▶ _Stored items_
--

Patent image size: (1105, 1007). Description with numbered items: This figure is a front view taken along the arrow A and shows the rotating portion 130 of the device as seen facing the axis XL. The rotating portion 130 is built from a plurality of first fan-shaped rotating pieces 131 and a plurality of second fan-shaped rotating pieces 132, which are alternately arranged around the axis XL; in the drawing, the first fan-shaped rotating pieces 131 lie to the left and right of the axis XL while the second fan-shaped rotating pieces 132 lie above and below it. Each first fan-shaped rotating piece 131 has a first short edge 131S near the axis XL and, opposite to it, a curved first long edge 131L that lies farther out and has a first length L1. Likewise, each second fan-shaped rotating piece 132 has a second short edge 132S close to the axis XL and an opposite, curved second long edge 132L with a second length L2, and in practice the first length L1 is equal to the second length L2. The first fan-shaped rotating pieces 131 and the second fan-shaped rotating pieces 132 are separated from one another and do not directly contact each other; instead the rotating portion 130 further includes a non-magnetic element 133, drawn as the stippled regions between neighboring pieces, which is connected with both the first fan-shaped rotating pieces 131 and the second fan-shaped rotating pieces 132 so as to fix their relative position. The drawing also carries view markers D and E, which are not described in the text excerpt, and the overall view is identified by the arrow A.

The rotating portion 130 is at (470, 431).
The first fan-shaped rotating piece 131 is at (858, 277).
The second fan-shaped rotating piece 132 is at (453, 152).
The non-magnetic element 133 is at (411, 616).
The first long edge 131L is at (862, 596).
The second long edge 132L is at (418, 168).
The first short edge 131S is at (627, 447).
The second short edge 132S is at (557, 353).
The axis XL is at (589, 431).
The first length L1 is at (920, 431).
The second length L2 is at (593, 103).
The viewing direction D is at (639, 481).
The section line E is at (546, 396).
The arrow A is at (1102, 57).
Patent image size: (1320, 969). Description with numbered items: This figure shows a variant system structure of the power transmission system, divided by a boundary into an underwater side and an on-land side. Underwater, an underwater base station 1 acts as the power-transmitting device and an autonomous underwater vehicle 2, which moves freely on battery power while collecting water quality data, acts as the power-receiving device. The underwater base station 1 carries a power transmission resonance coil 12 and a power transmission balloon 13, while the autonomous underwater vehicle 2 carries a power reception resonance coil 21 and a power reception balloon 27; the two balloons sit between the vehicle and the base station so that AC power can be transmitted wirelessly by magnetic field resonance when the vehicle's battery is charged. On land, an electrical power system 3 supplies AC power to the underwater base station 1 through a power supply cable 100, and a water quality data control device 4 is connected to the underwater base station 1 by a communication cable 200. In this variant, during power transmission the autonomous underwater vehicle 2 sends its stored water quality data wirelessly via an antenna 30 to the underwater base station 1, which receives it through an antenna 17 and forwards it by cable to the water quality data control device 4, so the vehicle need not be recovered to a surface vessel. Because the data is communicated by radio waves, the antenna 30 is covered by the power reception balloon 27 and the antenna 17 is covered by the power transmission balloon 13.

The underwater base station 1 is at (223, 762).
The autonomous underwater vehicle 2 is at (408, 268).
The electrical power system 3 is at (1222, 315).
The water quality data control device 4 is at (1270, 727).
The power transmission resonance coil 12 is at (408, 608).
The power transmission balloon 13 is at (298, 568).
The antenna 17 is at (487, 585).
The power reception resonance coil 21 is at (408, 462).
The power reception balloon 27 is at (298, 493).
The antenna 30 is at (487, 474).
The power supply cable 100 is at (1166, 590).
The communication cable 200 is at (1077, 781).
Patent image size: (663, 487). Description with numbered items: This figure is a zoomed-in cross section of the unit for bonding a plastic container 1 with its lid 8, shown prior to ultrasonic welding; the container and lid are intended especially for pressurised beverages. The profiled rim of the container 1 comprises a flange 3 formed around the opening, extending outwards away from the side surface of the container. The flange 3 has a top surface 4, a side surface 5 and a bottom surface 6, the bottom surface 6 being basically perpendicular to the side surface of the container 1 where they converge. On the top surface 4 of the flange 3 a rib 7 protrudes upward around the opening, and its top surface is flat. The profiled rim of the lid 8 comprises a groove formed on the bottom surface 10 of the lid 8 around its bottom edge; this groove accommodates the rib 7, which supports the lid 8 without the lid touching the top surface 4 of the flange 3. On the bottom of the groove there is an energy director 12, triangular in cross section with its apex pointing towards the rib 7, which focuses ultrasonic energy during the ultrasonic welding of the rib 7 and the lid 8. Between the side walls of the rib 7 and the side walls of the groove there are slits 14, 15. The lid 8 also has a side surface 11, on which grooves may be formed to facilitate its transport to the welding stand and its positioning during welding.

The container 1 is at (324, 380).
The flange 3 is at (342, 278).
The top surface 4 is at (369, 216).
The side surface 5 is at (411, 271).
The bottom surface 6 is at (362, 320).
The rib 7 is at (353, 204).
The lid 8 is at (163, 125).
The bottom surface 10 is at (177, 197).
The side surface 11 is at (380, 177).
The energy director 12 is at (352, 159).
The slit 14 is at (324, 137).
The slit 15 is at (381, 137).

--

▶ _Set problem_
Copy the lines of the records above word for word, from the line holding "Patent image size: (663, 487)." through the line holding "The container 1 is at (324, 380).", including both of those lines.

▶ _Answer to the exercise_
Patent image size: (663, 487). Description with numbered items: This figure is a zoomed-in cross section of the unit for bonding a plastic container 1 with its lid 8, shown prior to ultrasonic welding; the container and lid are intended especially for pressurised beverages. The profiled rim of the container 1 comprises a flange 3 formed around the opening, extending outwards away from the side surface of the container. The flange 3 has a top surface 4, a side surface 5 and a bottom surface 6, the bottom surface 6 being basically perpendicular to the side surface of the container 1 where they converge. On the top surface 4 of the flange 3 a rib 7 protrudes upward around the opening, and its top surface is flat. The profiled rim of the lid 8 comprises a groove formed on the bottom surface 10 of the lid 8 around its bottom edge; this groove accommodates the rib 7, which supports the lid 8 without the lid touching the top surface 4 of the flange 3. On the bottom of the groove there is an energy director 12, triangular in cross section with its apex pointing towards the rib 7, which focuses ultrasonic energy during the ultrasonic welding of the rib 7 and the lid 8. Between the side walls of the rib 7 and the side walls of the groove there are slits 14, 15. The lid 8 also has a side surface 11, on which grooves may be formed to facilitate its transport to the welding stand and its positioning during welding.

The container 1 is at (324, 380).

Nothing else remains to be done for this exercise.